── Data for this task ──
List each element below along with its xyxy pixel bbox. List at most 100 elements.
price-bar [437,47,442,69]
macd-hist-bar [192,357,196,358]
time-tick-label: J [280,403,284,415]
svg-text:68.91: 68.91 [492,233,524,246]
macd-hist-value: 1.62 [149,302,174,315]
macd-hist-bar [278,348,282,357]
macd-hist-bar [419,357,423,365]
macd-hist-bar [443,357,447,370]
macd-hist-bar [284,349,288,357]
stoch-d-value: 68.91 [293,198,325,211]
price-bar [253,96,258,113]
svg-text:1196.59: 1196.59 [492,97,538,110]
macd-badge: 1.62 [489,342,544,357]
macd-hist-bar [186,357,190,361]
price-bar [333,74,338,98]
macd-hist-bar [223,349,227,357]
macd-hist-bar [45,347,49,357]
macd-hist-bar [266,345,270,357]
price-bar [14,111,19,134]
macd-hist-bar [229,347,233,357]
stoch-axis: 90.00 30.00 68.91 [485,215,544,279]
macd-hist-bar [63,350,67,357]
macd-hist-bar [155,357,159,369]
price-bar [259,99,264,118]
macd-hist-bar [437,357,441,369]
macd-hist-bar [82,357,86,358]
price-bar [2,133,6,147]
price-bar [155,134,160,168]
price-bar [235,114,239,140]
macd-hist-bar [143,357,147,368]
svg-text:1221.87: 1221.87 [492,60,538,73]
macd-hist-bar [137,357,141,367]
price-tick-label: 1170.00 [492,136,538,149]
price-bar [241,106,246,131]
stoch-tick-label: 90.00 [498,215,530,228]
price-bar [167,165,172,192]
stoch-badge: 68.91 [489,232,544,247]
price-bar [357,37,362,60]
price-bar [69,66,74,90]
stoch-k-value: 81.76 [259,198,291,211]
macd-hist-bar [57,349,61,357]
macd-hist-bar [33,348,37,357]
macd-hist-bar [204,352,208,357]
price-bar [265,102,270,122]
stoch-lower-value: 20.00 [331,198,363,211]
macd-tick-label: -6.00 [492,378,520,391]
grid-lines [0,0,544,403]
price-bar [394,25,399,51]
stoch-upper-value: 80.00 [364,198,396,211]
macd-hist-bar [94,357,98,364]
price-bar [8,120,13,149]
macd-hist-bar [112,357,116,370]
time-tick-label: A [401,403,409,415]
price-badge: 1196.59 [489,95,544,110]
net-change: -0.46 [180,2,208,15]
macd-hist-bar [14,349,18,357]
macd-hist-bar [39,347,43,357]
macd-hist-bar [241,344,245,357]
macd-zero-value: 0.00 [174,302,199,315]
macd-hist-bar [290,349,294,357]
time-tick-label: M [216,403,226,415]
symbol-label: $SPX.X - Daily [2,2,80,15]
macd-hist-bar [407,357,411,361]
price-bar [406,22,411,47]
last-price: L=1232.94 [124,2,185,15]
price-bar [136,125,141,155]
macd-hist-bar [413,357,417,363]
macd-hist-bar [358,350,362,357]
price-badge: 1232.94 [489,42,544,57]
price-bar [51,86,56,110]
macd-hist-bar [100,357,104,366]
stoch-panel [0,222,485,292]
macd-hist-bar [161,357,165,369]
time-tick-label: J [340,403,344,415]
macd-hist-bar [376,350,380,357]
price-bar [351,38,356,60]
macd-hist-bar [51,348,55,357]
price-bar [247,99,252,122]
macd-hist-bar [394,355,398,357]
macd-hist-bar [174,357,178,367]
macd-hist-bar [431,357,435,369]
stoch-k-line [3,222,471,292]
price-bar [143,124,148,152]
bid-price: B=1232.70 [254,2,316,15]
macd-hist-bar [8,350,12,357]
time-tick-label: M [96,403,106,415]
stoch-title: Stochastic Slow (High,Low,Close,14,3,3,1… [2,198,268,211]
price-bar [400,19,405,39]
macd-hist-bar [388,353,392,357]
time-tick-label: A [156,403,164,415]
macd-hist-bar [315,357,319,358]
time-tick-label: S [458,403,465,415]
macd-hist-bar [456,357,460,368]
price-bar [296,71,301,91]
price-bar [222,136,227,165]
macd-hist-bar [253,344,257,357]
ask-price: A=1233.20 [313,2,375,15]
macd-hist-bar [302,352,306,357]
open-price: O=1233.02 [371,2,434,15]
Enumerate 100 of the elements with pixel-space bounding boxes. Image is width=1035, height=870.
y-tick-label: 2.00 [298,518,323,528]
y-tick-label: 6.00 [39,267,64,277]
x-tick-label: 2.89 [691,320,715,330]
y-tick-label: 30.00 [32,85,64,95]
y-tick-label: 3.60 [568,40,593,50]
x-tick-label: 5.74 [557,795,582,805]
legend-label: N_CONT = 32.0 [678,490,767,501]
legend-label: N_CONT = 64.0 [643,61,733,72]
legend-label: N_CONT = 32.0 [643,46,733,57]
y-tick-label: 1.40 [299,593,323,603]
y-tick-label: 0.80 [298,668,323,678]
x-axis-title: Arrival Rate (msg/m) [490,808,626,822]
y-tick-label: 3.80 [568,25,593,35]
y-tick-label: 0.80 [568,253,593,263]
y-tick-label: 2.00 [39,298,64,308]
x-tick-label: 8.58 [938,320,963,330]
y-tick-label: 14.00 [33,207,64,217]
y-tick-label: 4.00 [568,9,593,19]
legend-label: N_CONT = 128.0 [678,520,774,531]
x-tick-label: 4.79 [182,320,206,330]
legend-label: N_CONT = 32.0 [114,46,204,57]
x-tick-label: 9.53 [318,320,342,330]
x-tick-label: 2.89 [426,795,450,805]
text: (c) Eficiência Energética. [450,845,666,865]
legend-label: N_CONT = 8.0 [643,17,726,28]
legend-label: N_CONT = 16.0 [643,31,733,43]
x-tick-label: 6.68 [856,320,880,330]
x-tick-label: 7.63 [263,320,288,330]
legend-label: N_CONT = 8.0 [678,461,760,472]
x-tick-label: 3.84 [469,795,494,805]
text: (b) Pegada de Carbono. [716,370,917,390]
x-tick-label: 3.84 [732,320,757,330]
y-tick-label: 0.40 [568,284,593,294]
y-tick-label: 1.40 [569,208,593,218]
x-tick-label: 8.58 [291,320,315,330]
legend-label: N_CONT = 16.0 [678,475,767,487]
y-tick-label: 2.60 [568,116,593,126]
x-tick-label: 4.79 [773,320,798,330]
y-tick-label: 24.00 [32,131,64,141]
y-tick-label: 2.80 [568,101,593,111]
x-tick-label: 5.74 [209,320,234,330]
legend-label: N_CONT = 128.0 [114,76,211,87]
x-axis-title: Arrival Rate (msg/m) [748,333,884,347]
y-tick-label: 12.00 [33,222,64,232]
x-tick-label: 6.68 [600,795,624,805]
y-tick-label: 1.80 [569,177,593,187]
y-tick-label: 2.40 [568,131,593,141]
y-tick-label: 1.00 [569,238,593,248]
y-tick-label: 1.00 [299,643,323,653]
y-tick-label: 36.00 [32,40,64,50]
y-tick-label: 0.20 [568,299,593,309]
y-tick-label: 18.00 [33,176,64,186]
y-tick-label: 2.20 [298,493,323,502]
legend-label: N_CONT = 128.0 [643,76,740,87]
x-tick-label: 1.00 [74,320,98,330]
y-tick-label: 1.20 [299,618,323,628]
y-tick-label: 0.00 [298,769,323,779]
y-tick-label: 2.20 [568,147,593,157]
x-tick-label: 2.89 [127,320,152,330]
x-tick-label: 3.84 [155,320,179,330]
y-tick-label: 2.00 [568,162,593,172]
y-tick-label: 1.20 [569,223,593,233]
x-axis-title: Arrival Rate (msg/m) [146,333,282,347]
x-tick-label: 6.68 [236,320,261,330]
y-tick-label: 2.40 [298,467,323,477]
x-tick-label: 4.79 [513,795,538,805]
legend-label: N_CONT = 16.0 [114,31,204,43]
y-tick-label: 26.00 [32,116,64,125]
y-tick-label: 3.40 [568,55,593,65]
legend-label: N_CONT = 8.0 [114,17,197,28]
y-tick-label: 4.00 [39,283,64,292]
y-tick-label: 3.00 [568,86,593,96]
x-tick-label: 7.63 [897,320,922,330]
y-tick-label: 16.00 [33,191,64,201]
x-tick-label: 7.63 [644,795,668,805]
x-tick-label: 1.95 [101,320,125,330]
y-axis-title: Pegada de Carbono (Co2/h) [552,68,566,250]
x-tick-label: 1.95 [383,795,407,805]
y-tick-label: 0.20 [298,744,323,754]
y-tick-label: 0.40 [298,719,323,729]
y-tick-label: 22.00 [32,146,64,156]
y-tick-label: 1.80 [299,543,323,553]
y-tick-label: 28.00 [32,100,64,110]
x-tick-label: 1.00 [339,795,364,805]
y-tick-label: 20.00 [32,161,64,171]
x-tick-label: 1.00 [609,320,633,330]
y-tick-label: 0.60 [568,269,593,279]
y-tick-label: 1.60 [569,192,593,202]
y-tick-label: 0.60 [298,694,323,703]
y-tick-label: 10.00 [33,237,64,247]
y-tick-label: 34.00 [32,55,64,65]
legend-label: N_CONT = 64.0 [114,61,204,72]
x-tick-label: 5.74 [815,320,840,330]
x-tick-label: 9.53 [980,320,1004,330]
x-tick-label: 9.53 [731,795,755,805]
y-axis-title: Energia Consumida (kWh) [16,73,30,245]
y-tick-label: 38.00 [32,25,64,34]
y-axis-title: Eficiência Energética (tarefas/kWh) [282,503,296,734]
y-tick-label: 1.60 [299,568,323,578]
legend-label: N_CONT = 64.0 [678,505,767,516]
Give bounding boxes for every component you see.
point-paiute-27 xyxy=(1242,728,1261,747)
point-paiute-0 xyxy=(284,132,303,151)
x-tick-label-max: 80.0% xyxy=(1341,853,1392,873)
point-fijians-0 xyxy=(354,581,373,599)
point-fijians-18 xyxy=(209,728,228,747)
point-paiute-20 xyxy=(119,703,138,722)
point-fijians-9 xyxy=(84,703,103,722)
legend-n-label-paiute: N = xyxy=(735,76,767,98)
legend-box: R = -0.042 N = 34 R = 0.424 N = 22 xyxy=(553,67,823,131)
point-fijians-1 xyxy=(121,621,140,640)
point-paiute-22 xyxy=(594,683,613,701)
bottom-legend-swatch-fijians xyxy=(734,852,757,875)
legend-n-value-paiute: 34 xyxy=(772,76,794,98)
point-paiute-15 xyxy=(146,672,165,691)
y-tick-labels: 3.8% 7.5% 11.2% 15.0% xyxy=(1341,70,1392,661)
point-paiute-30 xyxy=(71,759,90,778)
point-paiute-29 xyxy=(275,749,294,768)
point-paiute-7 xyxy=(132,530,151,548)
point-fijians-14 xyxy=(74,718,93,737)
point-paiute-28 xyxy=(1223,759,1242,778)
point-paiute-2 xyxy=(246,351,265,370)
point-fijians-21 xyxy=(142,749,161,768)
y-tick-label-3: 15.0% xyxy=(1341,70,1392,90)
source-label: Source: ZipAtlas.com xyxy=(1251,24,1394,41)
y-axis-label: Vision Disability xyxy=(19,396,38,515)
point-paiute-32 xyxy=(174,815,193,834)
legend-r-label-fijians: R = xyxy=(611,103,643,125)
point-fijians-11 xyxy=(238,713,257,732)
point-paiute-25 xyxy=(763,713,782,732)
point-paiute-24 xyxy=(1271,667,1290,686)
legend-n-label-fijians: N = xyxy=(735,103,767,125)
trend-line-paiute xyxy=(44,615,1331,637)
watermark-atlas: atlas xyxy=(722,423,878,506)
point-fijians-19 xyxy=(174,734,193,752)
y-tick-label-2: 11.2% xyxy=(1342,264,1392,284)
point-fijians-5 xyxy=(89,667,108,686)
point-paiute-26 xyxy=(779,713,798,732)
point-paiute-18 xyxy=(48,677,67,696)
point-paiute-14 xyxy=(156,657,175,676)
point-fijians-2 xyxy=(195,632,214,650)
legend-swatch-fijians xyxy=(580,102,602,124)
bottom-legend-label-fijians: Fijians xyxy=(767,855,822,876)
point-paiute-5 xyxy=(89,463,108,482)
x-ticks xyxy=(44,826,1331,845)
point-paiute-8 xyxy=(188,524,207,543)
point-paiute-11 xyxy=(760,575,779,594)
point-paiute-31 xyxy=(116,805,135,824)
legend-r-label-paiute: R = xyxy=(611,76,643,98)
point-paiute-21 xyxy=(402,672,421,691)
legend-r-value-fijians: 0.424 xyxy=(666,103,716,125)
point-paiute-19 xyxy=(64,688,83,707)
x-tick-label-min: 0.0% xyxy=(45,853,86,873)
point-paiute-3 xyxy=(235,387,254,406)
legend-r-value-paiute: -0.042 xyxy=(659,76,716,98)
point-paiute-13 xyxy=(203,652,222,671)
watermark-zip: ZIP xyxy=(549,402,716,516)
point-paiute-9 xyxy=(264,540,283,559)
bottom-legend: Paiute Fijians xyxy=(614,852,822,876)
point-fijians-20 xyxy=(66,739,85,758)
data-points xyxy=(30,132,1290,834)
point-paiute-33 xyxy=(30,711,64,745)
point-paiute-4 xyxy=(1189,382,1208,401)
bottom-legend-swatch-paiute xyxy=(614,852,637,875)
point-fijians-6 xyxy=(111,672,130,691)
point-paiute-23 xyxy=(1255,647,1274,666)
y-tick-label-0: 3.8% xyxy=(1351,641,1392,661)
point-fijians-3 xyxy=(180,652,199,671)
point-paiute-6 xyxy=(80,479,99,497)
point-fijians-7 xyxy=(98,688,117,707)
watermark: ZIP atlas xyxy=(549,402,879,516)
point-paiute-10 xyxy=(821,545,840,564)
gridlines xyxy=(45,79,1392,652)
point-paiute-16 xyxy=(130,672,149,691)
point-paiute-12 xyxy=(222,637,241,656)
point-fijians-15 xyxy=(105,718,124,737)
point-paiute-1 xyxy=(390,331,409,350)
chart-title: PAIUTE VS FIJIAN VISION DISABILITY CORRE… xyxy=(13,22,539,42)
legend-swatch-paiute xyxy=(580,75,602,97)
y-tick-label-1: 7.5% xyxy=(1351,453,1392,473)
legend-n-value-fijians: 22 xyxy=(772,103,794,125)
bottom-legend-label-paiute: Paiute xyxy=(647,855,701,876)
───
• _What this task involves_: Rename "macd-hist-bar" to "histogram-bar" in the data, starting at the first line and ending at the line containing "stoch-d-value: 68.91 [293,198,325,211]". Return only those lines, with everything else left unchanged.

• _Expected answer_:
List each element below along with its xyxy pixel bbox. List at most 100 elements.
price-bar [437,47,442,69]
histogram-bar [192,357,196,358]
time-tick-label: J [280,403,284,415]
svg-text:68.91: 68.91 [492,233,524,246]
macd-hist-value: 1.62 [149,302,174,315]
histogram-bar [278,348,282,357]
histogram-bar [419,357,423,365]
histogram-bar [443,357,447,370]
histogram-bar [284,349,288,357]
stoch-d-value: 68.91 [293,198,325,211]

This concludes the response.